Leave out any picture and return the remaining listing below exactly as given.

_Records provided_
START

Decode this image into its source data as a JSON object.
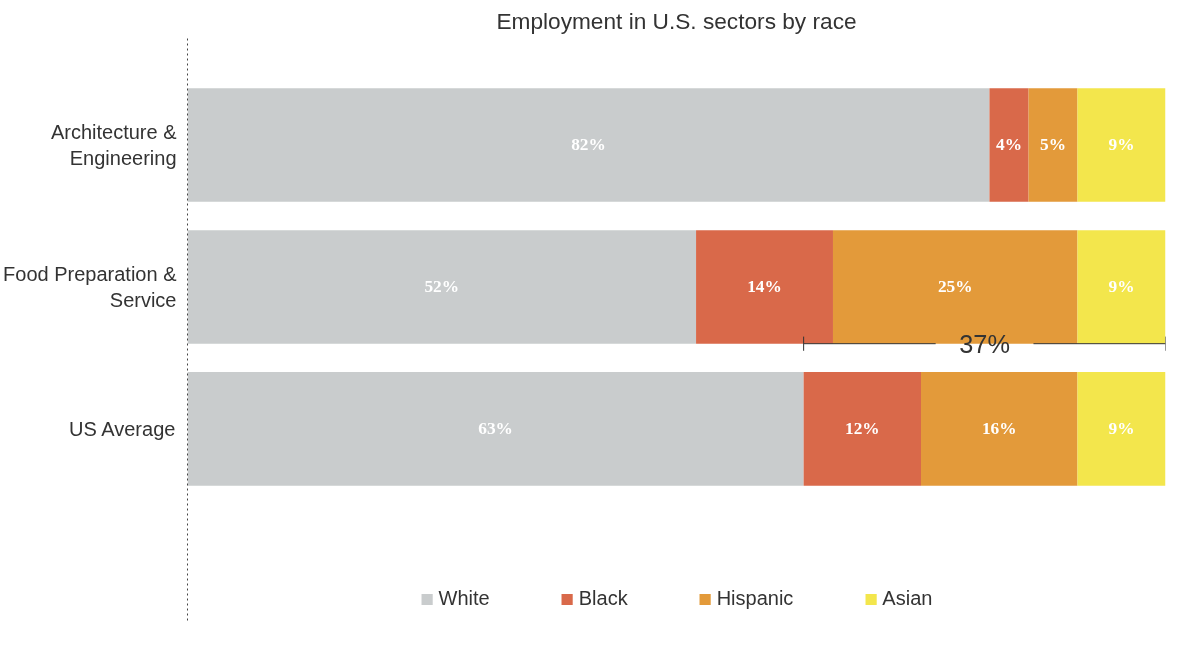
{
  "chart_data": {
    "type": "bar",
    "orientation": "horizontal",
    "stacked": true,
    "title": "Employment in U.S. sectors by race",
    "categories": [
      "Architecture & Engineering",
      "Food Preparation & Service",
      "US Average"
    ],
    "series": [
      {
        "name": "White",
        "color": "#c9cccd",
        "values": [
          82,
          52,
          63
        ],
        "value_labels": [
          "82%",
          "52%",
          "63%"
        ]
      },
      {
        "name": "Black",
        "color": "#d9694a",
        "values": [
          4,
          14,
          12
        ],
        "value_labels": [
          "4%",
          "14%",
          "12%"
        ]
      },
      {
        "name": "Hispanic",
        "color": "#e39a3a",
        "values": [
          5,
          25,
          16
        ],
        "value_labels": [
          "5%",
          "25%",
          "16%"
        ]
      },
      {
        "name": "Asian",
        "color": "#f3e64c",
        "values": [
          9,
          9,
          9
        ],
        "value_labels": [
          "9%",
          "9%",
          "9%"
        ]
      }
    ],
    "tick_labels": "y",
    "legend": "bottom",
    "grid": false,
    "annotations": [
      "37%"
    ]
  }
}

END

_Answer for the task_
Decode this image into its source data as a JSON object.
{
  "chart_data": {
    "type": "bar",
    "orientation": "horizontal",
    "stacked": true,
    "title": "Employment in U.S. sectors by race",
    "categories": [
      "Architecture & Engineering",
      "Food Preparation & Service",
      "US Average"
    ],
    "series": [
      {
        "name": "White",
        "color": "#c9cccd",
        "values": [
          82,
          52,
          63
        ],
        "value_labels": [
          "82%",
          "52%",
          "63%"
        ]
      },
      {
        "name": "Black",
        "color": "#d9694a",
        "values": [
          4,
          14,
          12
        ],
        "value_labels": [
          "4%",
          "14%",
          "12%"
        ]
      },
      {
        "name": "Hispanic",
        "color": "#e39a3a",
        "values": [
          5,
          25,
          16
        ],
        "value_labels": [
          "5%",
          "25%",
          "16%"
        ]
      },
      {
        "name": "Asian",
        "color": "#f3e64c",
        "values": [
          9,
          9,
          9
        ],
        "value_labels": [
          "9%",
          "9%",
          "9%"
        ]
      }
    ],
    "tick_labels": "y",
    "legend": "bottom",
    "grid": false,
    "annotations": [
      "37%"
    ]
  }
}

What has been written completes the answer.